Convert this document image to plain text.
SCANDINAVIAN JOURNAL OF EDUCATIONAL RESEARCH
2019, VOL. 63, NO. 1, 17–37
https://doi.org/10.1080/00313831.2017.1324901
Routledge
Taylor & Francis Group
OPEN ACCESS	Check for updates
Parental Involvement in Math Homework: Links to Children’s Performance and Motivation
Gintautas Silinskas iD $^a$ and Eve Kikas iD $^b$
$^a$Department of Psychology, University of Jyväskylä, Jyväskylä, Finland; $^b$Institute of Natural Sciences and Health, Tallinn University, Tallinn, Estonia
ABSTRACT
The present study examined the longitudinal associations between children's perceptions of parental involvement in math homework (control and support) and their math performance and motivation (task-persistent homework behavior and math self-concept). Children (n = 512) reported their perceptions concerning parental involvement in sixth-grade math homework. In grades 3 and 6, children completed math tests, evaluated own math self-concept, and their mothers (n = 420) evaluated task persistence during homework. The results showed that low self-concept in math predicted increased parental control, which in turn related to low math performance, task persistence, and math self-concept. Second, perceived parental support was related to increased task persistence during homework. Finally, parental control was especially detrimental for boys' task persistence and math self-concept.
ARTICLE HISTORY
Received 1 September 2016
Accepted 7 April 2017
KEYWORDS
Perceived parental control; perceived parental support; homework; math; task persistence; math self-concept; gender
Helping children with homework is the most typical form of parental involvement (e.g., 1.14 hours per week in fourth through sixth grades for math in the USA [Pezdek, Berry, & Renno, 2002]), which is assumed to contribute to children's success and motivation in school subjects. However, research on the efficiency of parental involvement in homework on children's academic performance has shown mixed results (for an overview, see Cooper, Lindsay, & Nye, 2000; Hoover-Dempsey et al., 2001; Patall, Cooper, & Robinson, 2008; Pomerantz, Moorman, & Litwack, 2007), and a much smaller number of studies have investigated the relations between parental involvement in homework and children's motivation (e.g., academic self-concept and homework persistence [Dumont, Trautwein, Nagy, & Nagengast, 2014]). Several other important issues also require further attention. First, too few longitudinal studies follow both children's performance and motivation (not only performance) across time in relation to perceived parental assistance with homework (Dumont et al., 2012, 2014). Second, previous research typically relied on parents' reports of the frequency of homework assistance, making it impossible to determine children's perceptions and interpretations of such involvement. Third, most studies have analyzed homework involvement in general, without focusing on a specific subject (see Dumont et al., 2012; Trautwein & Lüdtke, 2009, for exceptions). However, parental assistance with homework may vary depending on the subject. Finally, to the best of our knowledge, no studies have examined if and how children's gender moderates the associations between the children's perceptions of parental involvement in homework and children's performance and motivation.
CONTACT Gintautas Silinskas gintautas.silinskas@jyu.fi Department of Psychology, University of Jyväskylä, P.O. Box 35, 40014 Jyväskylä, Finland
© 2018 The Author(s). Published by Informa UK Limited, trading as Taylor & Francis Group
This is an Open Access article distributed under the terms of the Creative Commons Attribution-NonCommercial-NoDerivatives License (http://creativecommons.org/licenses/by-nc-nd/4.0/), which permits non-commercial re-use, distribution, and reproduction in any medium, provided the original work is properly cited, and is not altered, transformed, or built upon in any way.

SHORT TASK:
Using the entries above, return each line that includes the word "support".

WRITTEN RESPONSE:
The present study examined the longitudinal associations between children's perceptions of parental involvement in math homework (control and support) and their math performance and motivation (task-persistent homework behavior and math self-concept). Children (n = 512) reported their perceptions concerning parental involvement in sixth-grade math homework. In grades 3 and 6, children completed math tests, evaluated own math self-concept, and their mothers (n = 420) evaluated task persistence during homework. The results showed that low self-concept in math predicted increased parental control, which in turn related to low math performance, task persistence, and math self-concept. Second, perceived parental support was related to increased task persistence during homework. Finally, parental control was especially detrimental for boys' task persistence and math self-concept.
Perceived parental control; perceived parental support; homework; math; task persistence; math self-concept; gender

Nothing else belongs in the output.